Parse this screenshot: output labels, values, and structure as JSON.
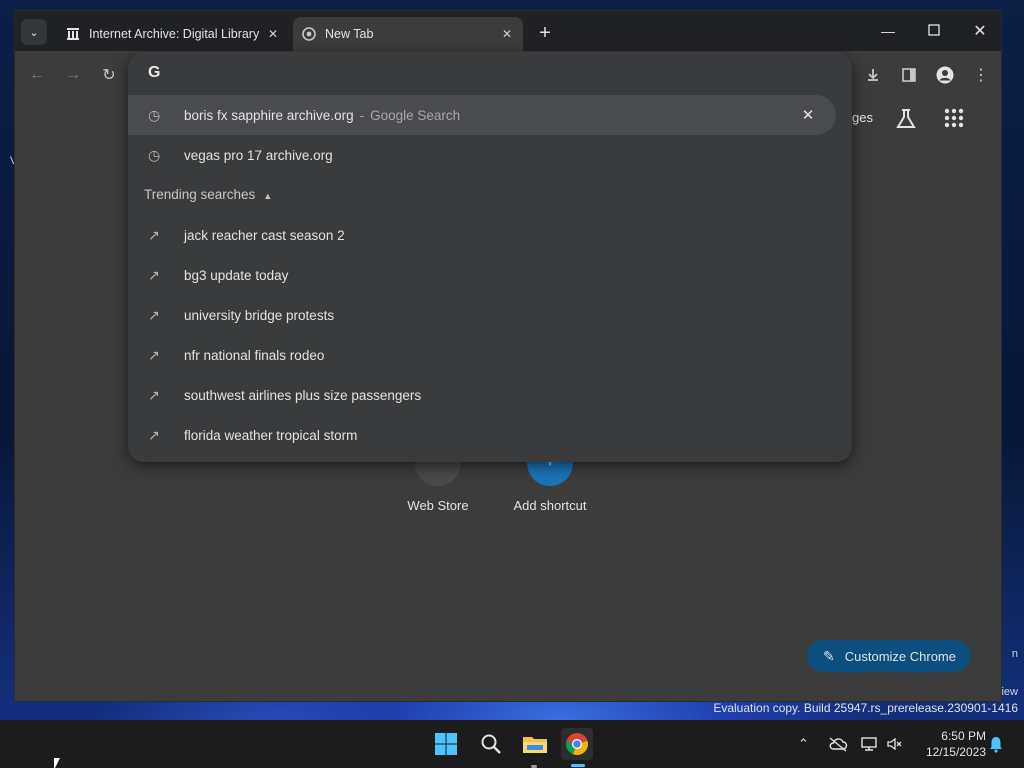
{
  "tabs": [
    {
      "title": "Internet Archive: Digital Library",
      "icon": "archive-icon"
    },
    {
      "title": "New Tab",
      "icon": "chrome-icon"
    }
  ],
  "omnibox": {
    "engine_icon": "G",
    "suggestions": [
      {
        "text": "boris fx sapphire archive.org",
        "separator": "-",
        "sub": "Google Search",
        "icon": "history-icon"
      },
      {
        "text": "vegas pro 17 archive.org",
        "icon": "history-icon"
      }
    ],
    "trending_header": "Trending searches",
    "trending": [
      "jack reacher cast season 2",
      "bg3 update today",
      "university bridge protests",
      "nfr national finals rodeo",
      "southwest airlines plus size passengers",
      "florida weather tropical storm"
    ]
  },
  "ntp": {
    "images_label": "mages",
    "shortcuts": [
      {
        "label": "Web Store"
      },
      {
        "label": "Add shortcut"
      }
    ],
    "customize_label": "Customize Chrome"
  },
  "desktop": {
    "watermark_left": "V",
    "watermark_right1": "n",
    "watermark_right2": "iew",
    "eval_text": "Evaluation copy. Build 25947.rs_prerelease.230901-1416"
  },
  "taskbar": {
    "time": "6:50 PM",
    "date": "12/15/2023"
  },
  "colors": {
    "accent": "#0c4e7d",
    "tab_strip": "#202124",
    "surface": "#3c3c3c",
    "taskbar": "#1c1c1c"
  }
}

——————

## SET PROBLEM
Your task is to repeat the data above exactly while excluding the pictures.

## WORKED ANSWER
Parse this screenshot: output labels, values, and structure as JSON.
{
  "tabs": [
    {
      "title": "Internet Archive: Digital Library",
      "icon": "archive-icon"
    },
    {
      "title": "New Tab",
      "icon": "chrome-icon"
    }
  ],
  "omnibox": {
    "engine_icon": "G",
    "suggestions": [
      {
        "text": "boris fx sapphire archive.org",
        "separator": "-",
        "sub": "Google Search",
        "icon": "history-icon"
      },
      {
        "text": "vegas pro 17 archive.org",
        "icon": "history-icon"
      }
    ],
    "trending_header": "Trending searches",
    "trending": [
      "jack reacher cast season 2",
      "bg3 update today",
      "university bridge protests",
      "nfr national finals rodeo",
      "southwest airlines plus size passengers",
      "florida weather tropical storm"
    ]
  },
  "ntp": {
    "images_label": "mages",
    "shortcuts": [
      {
        "label": "Web Store"
      },
      {
        "label": "Add shortcut"
      }
    ],
    "customize_label": "Customize Chrome"
  },
  "desktop": {
    "watermark_left": "V",
    "watermark_right1": "n",
    "watermark_right2": "iew",
    "eval_text": "Evaluation copy. Build 25947.rs_prerelease.230901-1416"
  },
  "taskbar": {
    "time": "6:50 PM",
    "date": "12/15/2023"
  },
  "colors": {
    "accent": "#0c4e7d",
    "tab_strip": "#202124",
    "surface": "#3c3c3c",
    "taskbar": "#1c1c1c"
  }
}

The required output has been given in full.